Collected data

* START *

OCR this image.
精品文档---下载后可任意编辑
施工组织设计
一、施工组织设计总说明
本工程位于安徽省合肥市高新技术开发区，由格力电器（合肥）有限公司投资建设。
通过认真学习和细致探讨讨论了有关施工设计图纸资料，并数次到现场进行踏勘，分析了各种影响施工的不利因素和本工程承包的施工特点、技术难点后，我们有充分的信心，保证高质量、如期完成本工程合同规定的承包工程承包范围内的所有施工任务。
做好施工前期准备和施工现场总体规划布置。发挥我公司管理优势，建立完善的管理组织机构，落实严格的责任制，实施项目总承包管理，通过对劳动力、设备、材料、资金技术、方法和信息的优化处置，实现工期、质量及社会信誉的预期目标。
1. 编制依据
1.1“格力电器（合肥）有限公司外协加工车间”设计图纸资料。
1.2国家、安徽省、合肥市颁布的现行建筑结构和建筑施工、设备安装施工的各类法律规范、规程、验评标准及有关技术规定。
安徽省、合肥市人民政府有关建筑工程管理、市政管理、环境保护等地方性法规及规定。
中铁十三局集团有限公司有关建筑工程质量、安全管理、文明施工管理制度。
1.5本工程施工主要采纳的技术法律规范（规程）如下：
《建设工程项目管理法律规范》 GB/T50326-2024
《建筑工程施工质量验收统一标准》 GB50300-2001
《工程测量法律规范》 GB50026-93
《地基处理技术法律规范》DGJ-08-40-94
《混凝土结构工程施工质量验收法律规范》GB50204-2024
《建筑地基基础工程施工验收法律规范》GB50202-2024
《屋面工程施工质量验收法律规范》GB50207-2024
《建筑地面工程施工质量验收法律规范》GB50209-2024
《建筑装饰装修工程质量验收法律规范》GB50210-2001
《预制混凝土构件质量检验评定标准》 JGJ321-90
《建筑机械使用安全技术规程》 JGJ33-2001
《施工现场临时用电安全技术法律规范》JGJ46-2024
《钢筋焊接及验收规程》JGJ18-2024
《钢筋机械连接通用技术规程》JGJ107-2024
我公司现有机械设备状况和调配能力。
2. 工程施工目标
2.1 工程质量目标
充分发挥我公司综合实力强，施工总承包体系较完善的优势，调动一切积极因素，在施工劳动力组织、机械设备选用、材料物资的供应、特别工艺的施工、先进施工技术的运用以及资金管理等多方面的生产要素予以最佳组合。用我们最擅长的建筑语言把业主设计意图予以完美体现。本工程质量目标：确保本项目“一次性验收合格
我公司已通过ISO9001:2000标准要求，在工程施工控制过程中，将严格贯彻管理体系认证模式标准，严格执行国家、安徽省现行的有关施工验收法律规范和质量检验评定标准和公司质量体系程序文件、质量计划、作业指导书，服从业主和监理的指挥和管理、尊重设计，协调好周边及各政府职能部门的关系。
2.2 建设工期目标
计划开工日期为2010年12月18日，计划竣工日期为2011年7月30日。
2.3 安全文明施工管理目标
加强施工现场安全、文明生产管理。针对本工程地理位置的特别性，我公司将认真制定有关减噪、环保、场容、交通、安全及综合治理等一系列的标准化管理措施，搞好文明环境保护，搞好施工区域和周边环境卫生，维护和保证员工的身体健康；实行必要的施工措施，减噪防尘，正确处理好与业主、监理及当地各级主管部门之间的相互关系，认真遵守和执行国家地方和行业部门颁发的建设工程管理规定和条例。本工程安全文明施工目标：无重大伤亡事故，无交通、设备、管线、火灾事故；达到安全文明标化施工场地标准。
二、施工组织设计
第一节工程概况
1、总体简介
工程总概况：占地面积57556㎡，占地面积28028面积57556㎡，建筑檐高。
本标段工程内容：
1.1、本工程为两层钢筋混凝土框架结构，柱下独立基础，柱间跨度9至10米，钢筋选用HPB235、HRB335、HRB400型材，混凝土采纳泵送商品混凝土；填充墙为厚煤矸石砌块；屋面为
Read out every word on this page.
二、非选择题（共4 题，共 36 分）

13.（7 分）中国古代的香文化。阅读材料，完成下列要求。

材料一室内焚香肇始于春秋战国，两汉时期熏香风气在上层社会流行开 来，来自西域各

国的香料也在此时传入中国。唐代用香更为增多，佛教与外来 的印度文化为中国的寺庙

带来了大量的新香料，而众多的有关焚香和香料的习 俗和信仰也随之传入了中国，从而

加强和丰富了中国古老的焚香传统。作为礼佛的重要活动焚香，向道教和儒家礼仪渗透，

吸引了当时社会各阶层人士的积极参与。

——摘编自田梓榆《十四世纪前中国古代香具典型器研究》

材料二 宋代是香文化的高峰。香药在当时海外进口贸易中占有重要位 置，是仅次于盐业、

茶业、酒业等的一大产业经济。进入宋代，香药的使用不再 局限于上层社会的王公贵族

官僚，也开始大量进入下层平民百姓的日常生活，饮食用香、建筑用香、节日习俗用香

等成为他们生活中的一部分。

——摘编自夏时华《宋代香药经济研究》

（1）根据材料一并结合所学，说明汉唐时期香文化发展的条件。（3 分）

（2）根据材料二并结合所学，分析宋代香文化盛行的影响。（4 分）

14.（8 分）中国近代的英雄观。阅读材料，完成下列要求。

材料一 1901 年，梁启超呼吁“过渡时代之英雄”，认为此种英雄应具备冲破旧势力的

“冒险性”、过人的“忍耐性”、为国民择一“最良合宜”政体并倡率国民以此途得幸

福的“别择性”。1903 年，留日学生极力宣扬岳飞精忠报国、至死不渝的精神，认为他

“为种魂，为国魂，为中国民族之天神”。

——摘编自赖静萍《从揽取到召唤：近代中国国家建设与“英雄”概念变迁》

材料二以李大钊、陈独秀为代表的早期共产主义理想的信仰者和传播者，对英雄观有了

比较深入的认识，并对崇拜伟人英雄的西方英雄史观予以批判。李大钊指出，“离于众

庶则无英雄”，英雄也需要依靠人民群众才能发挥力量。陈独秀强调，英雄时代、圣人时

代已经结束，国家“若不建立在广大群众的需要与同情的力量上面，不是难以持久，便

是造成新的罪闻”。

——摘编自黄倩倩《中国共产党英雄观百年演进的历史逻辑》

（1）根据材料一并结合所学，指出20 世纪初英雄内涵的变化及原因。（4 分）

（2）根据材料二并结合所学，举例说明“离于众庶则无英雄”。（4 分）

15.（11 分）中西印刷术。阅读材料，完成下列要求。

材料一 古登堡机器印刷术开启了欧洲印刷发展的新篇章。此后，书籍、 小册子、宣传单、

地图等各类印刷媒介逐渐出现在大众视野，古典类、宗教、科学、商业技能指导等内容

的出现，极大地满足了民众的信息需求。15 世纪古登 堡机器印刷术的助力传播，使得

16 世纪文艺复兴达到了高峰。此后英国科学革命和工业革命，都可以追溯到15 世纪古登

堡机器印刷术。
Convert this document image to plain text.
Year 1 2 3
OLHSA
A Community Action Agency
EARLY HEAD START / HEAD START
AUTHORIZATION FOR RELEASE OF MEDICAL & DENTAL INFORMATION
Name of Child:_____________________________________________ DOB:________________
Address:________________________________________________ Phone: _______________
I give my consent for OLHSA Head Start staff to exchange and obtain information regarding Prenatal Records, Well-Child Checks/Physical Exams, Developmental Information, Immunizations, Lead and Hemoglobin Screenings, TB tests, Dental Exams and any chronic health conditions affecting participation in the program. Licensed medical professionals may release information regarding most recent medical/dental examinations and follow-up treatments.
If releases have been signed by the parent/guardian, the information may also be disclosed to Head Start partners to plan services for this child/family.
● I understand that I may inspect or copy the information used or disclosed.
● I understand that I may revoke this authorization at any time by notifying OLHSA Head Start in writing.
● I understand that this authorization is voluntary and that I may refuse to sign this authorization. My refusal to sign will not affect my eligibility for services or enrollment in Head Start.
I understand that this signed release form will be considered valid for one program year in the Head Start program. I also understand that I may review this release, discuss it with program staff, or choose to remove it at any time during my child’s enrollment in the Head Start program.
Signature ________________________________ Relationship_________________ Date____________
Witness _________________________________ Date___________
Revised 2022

* END *

### DIRECTIVE:
Look above for every line with the word "OLHSA" and copy it.

### TASK RESULT:
OLHSA
I give my consent for OLHSA Head Start staff to exchange and obtain information regarding Prenatal Records, Well-Child Checks/Physical Exams, Developmental Information, Immunizations, Lead and Hemoglobin Screenings, TB tests, Dental Exams and any chronic health conditions affecting participation in the program. Licensed medical professionals may release information regarding most recent medical/dental examinations and follow-up treatments.
● I understand that I may revoke this authorization at any time by notifying OLHSA Head Start in writing.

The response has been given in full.